**YOUR GOAL:**
Write the data out again, exactly as given.

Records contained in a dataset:
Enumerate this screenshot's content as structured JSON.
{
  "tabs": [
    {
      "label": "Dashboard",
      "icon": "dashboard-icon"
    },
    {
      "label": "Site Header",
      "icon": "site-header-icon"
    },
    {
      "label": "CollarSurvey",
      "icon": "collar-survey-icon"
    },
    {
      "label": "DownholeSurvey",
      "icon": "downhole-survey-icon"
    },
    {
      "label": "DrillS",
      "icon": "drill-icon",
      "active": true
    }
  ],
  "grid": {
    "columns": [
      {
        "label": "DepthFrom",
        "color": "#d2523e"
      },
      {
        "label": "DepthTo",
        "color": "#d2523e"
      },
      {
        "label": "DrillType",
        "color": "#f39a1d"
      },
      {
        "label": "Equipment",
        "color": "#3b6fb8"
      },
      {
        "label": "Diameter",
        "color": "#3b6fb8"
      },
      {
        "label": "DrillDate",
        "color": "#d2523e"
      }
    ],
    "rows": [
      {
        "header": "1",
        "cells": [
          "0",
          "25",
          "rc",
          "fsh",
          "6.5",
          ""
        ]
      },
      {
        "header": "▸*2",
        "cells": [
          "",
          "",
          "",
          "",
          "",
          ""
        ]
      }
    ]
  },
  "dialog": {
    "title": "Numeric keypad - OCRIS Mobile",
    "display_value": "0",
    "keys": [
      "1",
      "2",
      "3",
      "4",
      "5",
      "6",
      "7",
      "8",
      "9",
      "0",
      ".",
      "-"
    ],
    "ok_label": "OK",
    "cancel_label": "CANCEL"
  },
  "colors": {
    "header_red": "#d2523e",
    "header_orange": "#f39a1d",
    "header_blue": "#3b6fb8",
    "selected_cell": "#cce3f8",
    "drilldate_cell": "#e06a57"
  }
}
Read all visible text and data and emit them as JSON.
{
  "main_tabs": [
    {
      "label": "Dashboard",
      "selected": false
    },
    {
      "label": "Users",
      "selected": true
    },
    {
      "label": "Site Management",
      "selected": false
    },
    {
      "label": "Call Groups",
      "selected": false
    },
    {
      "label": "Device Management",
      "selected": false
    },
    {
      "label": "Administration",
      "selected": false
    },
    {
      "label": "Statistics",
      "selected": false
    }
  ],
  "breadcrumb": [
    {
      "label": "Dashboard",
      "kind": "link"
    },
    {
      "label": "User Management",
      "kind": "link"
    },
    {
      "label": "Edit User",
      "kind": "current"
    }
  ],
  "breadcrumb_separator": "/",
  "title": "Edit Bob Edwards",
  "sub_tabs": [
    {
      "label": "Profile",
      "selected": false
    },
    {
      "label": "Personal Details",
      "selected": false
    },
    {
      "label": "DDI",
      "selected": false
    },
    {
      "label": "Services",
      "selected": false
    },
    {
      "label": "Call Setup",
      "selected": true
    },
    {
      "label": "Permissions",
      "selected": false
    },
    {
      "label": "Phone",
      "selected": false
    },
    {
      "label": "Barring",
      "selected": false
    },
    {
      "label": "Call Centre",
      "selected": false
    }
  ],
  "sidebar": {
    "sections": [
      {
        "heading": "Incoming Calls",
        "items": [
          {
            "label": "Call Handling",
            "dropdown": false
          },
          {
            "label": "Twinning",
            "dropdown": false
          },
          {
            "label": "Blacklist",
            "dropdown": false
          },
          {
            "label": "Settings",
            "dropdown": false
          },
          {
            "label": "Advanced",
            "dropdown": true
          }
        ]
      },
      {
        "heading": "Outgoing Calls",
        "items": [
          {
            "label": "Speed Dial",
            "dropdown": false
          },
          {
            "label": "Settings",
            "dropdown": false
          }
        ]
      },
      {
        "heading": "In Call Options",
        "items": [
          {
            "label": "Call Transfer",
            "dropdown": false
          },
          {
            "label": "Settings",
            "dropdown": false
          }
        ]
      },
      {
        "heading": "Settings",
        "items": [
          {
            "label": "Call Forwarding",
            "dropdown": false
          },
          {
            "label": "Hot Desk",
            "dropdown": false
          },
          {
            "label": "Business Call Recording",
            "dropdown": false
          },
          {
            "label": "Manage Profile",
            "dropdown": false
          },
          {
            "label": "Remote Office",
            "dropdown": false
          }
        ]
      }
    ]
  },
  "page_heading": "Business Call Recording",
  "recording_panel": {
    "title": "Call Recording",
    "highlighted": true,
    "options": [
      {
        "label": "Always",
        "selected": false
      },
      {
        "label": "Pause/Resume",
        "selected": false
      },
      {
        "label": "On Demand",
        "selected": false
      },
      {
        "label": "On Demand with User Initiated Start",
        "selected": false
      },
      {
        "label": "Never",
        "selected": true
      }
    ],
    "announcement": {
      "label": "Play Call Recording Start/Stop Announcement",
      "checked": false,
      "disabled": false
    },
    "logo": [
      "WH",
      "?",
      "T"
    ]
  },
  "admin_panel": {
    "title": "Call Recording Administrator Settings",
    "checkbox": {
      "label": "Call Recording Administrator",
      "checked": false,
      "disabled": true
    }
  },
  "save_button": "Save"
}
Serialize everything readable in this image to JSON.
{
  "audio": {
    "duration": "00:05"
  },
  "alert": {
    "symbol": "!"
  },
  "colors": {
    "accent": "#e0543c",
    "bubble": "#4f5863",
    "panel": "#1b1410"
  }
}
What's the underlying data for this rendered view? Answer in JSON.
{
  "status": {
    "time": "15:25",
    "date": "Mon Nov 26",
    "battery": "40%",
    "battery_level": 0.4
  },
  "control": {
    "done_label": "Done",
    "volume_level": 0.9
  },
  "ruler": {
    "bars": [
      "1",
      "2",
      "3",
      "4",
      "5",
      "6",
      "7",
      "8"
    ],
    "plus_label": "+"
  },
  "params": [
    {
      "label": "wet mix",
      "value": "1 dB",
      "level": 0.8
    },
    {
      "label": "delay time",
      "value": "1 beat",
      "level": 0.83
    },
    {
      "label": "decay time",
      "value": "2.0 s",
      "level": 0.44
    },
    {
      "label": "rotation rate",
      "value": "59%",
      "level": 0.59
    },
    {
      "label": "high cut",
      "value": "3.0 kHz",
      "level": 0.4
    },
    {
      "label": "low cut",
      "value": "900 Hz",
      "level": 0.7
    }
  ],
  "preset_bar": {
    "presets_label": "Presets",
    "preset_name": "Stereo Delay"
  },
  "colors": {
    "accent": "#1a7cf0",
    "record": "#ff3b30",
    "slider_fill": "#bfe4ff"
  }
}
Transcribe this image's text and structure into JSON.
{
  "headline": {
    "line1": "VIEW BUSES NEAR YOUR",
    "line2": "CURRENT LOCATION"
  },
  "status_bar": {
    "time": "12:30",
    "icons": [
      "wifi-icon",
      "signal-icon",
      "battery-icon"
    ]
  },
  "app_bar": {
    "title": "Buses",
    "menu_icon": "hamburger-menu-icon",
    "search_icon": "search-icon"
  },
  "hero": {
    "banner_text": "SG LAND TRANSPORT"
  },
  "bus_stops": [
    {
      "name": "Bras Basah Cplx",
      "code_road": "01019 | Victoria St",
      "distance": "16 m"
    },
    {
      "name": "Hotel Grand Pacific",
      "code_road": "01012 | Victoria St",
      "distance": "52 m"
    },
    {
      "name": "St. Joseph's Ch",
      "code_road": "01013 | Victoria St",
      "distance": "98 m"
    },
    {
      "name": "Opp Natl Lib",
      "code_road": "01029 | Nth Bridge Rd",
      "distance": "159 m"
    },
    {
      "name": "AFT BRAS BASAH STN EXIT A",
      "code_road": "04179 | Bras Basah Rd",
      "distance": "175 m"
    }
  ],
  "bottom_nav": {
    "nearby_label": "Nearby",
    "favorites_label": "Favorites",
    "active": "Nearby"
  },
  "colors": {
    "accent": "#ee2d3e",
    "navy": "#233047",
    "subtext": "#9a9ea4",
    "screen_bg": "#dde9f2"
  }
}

**EXERCISE ANSWER:**
Enumerate this screenshot's content as structured JSON.
{
  "tabs": [
    {
      "label": "Dashboard",
      "icon": "dashboard-icon"
    },
    {
      "label": "Site Header",
      "icon": "site-header-icon"
    },
    {
      "label": "CollarSurvey",
      "icon": "collar-survey-icon"
    },
    {
      "label": "DownholeSurvey",
      "icon": "downhole-survey-icon"
    },
    {
      "label": "DrillS",
      "icon": "drill-icon",
      "active": true
    }
  ],
  "grid": {
    "columns": [
      {
        "label": "DepthFrom",
        "color": "#d2523e"
      },
      {
        "label": "DepthTo",
        "color": "#d2523e"
      },
      {
        "label": "DrillType",
        "color": "#f39a1d"
      },
      {
        "label": "Equipment",
        "color": "#3b6fb8"
      },
      {
        "label": "Diameter",
        "color": "#3b6fb8"
      },
      {
        "label": "DrillDate",
        "color": "#d2523e"
      }
    ],
    "rows": [
      {
        "header": "1",
        "cells": [
          "0",
          "25",
          "rc",
          "fsh",
          "6.5",
          ""
        ]
      },
      {
        "header": "▸*2",
        "cells": [
          "",
          "",
          "",
          "",
          "",
          ""
        ]
      }
    ]
  },
  "dialog": {
    "title": "Numeric keypad - OCRIS Mobile",
    "display_value": "0",
    "keys": [
      "1",
      "2",
      "3",
      "4",
      "5",
      "6",
      "7",
      "8",
      "9",
      "0",
      ".",
      "-"
    ],
    "ok_label": "OK",
    "cancel_label": "CANCEL"
  },
  "colors": {
    "header_red": "#d2523e",
    "header_orange": "#f39a1d",
    "header_blue": "#3b6fb8",
    "selected_cell": "#cce3f8",
    "drilldate_cell": "#e06a57"
  }
}
Read all visible text and data and emit them as JSON.
{
  "main_tabs": [
    {
      "label": "Dashboard",
      "selected": false
    },
    {
      "label": "Users",
      "selected": true
    },
    {
      "label": "Site Management",
      "selected": false
    },
    {
      "label": "Call Groups",
      "selected": false
    },
    {
      "label": "Device Management",
      "selected": false
    },
    {
      "label": "Administration",
      "selected": false
    },
    {
      "label": "Statistics",
      "selected": false
    }
  ],
  "breadcrumb": [
    {
      "label": "Dashboard",
      "kind": "link"
    },
    {
      "label": "User Management",
      "kind": "link"
    },
    {
      "label": "Edit User",
      "kind": "current"
    }
  ],
  "breadcrumb_separator": "/",
  "title": "Edit Bob Edwards",
  "sub_tabs": [
    {
      "label": "Profile",
      "selected": false
    },
    {
      "label": "Personal Details",
      "selected": false
    },
    {
      "label": "DDI",
      "selected": false
    },
    {
      "label": "Services",
      "selected": false
    },
    {
      "label": "Call Setup",
      "selected": true
    },
    {
      "label": "Permissions",
      "selected": false
    },
    {
      "label": "Phone",
      "selected": false
    },
    {
      "label": "Barring",
      "selected": false
    },
    {
      "label": "Call Centre",
      "selected": false
    }
  ],
  "sidebar": {
    "sections": [
      {
        "heading": "Incoming Calls",
        "items": [
          {
            "label": "Call Handling",
            "dropdown": false
          },
          {
            "label": "Twinning",
            "dropdown": false
          },
          {
            "label": "Blacklist",
            "dropdown": false
          },
          {
            "label": "Settings",
            "dropdown": false
          },
          {
            "label": "Advanced",
            "dropdown": true
          }
        ]
      },
      {
        "heading": "Outgoing Calls",
        "items": [
          {
            "label": "Speed Dial",
            "dropdown": false
          },
          {
            "label": "Settings",
            "dropdown": false
          }
        ]
      },
      {
        "heading": "In Call Options",
        "items": [
          {
            "label": "Call Transfer",
            "dropdown": false
          },
          {
            "label": "Settings",
            "dropdown": false
          }
        ]
      },
      {
        "heading": "Settings",
        "items": [
          {
            "label": "Call Forwarding",
            "dropdown": false
          },
          {
            "label": "Hot Desk",
            "dropdown": false
          },
          {
            "label": "Business Call Recording",
            "dropdown": false
          },
          {
            "label": "Manage Profile",
            "dropdown": false
          },
          {
            "label": "Remote Office",
            "dropdown": false
          }
        ]
      }
    ]
  },
  "page_heading": "Business Call Recording",
  "recording_panel": {
    "title": "Call Recording",
    "highlighted": true,
    "options": [
      {
        "label": "Always",
        "selected": false
      },
      {
        "label": "Pause/Resume",
        "selected": false
      },
      {
        "label": "On Demand",
        "selected": false
      },
      {
        "label": "On Demand with User Initiated Start",
        "selected": false
      },
      {
        "label": "Never",
        "selected": true
      }
    ],
    "announcement": {
      "label": "Play Call Recording Start/Stop Announcement",
      "checked": false,
      "disabled": false
    },
    "logo": [
      "WH",
      "?",
      "T"
    ]
  },
  "admin_panel": {
    "title": "Call Recording Administrator Settings",
    "checkbox": {
      "label": "Call Recording Administrator",
      "checked": false,
      "disabled": true
    }
  },
  "save_button": "Save"
}
Serialize everything readable in this image to JSON.
{
  "audio": {
    "duration": "00:05"
  },
  "alert": {
    "symbol": "!"
  },
  "colors": {
    "accent": "#e0543c",
    "bubble": "#4f5863",
    "panel": "#1b1410"
  }
}
What's the underlying data for this rendered view? Answer in JSON.
{
  "status": {
    "time": "15:25",
    "date": "Mon Nov 26",
    "battery": "40%",
    "battery_level": 0.4
  },
  "control": {
    "done_label": "Done",
    "volume_level": 0.9
  },
  "ruler": {
    "bars": [
      "1",
      "2",
      "3",
      "4",
      "5",
      "6",
      "7",
      "8"
    ],
    "plus_label": "+"
  },
  "params": [
    {
      "label": "wet mix",
      "value": "1 dB",
      "level": 0.8
    },
    {
      "label": "delay time",
      "value": "1 beat",
      "level": 0.83
    },
    {
      "label": "decay time",
      "value": "2.0 s",
      "level": 0.44
    },
    {
      "label": "rotation rate",
      "value": "59%",
      "level": 0.59
    },
    {
      "label": "high cut",
      "value": "3.0 kHz",
      "level": 0.4
    },
    {
      "label": "low cut",
      "value": "900 Hz",
      "level": 0.7
    }
  ],
  "preset_bar": {
    "presets_label": "Presets",
    "preset_name": "Stereo Delay"
  },
  "colors": {
    "accent": "#1a7cf0",
    "record": "#ff3b30",
    "slider_fill": "#bfe4ff"
  }
}
Transcribe this image's text and structure into JSON.
{
  "headline": {
    "line1": "VIEW BUSES NEAR YOUR",
    "line2": "CURRENT LOCATION"
  },
  "status_bar": {
    "time": "12:30",
    "icons": [
      "wifi-icon",
      "signal-icon",
      "battery-icon"
    ]
  },
  "app_bar": {
    "title": "Buses",
    "menu_icon": "hamburger-menu-icon",
    "search_icon": "search-icon"
  },
  "hero": {
    "banner_text": "SG LAND TRANSPORT"
  },
  "bus_stops": [
    {
      "name": "Bras Basah Cplx",
      "code_road": "01019 | Victoria St",
      "distance": "16 m"
    },
    {
      "name": "Hotel Grand Pacific",
      "code_road": "01012 | Victoria St",
      "distance": "52 m"
    },
    {
      "name": "St. Joseph's Ch",
      "code_road": "01013 | Victoria St",
      "distance": "98 m"
    },
    {
      "name": "Opp Natl Lib",
      "code_road": "01029 | Nth Bridge Rd",
      "distance": "159 m"
    },
    {
      "name": "AFT BRAS BASAH STN EXIT A",
      "code_road": "04179 | Bras Basah Rd",
      "distance": "175 m"
    }
  ],
  "bottom_nav": {
    "nearby_label": "Nearby",
    "favorites_label": "Favorites",
    "active": "Nearby"
  },
  "colors": {
    "accent": "#ee2d3e",
    "navy": "#233047",
    "subtext": "#9a9ea4",
    "screen_bg": "#dde9f2"
  }
}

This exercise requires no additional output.